# START OF DATA FOR THE TASK

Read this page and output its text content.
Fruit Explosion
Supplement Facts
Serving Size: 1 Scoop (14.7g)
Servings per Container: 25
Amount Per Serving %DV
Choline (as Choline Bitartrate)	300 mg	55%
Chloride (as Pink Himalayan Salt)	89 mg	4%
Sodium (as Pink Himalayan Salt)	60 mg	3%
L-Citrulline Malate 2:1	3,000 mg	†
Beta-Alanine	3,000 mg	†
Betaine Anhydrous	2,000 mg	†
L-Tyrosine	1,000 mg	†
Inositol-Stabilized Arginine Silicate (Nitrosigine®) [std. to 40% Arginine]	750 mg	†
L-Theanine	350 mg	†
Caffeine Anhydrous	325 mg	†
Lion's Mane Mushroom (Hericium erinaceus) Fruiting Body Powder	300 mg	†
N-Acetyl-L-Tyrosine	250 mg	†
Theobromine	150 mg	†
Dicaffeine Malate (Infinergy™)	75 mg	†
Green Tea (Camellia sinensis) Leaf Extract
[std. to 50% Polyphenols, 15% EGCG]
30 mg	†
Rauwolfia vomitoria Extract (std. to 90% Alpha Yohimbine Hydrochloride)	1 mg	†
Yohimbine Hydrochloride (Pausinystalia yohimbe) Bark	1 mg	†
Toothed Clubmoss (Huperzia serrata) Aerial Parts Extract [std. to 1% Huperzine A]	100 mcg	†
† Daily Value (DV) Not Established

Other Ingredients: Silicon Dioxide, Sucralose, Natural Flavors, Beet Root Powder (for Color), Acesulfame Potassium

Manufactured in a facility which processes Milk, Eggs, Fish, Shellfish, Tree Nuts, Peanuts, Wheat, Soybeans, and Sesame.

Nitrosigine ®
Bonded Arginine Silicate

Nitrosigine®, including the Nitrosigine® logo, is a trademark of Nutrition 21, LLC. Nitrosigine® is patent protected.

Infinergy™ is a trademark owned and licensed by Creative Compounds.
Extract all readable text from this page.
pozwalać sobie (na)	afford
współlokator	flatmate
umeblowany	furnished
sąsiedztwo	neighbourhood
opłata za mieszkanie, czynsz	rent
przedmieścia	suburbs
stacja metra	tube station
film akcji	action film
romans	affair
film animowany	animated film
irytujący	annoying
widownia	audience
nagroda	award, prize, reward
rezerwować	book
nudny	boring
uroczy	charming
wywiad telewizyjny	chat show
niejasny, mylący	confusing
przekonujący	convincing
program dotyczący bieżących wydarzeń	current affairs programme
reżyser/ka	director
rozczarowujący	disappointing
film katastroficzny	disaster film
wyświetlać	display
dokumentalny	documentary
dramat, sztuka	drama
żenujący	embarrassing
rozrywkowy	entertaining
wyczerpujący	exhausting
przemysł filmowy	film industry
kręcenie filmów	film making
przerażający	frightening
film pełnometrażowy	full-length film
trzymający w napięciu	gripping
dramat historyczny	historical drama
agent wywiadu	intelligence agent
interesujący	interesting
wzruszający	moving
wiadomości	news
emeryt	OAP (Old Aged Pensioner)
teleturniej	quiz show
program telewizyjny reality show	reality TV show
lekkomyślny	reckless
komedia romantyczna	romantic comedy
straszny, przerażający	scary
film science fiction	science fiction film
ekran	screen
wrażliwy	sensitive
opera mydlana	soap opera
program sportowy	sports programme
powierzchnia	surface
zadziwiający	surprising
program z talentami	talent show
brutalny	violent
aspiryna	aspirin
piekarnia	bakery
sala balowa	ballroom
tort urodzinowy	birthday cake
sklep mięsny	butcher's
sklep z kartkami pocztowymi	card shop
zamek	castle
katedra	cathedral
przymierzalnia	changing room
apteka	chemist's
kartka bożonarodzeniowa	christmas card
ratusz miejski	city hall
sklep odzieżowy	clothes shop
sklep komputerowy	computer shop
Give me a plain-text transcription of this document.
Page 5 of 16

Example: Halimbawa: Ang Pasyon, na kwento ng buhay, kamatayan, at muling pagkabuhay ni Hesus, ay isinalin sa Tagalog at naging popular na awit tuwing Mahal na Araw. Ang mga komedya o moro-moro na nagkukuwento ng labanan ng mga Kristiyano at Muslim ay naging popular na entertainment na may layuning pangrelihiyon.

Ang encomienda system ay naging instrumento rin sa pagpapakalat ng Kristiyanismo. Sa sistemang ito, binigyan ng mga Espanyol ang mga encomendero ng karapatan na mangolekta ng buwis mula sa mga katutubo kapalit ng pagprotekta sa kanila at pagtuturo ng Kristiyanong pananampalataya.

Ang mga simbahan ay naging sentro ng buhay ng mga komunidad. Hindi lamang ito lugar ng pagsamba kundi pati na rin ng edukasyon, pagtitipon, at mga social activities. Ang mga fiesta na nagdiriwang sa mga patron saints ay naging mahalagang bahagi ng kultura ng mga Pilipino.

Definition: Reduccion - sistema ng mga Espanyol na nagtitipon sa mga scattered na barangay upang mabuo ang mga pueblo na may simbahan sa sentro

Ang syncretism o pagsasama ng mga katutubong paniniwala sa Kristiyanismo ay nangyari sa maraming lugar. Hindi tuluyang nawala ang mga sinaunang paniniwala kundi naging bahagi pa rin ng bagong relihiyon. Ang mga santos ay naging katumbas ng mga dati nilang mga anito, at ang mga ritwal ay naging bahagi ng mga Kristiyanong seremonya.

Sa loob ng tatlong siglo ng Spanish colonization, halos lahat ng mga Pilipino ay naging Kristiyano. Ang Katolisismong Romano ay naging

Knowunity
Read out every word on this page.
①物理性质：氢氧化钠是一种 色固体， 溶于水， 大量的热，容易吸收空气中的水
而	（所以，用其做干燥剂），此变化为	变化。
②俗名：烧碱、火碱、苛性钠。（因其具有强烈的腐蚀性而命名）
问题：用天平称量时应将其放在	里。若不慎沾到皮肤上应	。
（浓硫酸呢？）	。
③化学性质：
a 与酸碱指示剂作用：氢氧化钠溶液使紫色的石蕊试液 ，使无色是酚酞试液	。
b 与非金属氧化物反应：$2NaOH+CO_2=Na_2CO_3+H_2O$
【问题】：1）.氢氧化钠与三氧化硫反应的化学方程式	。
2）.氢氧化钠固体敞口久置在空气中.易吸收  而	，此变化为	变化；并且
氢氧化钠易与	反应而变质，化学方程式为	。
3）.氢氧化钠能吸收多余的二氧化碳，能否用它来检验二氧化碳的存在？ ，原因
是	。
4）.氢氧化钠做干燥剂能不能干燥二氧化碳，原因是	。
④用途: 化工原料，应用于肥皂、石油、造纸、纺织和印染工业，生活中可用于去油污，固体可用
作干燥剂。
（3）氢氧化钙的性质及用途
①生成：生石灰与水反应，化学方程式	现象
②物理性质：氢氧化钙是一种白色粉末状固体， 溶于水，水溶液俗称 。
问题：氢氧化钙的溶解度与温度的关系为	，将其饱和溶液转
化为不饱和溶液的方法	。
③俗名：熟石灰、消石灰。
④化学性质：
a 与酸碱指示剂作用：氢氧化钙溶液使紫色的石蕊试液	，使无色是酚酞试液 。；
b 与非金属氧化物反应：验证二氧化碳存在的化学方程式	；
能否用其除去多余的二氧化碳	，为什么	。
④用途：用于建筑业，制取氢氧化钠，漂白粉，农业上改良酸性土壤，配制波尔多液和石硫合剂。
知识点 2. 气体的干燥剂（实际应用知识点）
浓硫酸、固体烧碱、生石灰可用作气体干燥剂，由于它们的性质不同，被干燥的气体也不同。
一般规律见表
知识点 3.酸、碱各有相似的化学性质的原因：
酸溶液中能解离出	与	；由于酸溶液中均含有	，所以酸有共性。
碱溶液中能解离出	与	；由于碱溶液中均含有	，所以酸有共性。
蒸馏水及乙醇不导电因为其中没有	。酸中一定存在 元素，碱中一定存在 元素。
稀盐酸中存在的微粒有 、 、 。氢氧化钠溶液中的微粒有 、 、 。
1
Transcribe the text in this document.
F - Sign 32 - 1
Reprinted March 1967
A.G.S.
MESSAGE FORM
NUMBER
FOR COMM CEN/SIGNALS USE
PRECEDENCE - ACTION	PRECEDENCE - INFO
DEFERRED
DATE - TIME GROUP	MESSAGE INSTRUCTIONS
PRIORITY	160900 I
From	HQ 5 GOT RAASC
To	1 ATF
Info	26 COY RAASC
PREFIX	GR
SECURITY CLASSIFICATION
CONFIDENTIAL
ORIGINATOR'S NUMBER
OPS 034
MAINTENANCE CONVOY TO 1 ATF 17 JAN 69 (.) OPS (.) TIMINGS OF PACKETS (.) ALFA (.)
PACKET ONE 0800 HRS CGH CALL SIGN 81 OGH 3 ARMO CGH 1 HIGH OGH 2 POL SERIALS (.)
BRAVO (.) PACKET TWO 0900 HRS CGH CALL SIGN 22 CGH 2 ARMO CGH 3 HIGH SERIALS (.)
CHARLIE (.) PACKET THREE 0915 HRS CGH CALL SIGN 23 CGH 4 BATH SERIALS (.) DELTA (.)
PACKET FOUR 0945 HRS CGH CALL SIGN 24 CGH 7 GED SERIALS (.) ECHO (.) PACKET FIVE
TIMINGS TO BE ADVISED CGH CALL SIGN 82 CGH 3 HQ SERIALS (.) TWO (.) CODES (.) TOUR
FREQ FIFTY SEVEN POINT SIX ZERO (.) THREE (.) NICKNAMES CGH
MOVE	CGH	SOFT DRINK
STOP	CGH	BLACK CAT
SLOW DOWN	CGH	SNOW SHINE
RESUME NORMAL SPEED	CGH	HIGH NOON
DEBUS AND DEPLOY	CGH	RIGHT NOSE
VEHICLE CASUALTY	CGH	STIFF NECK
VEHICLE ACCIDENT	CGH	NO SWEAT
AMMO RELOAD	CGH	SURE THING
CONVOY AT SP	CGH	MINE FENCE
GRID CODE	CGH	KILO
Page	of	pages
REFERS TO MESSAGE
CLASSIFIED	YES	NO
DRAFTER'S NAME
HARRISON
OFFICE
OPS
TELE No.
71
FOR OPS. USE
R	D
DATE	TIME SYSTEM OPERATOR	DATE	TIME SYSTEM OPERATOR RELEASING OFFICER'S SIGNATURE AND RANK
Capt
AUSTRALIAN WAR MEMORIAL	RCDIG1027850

# END OF DATA FOR THE TASK

Search the entries for the word "此变化为" and copy every line that has it.

WRITTEN SOLUTION:
而	（所以，用其做干燥剂），此变化为	变化。
2）.氢氧化钠固体敞口久置在空气中.易吸收  而	，此变化为	变化；并且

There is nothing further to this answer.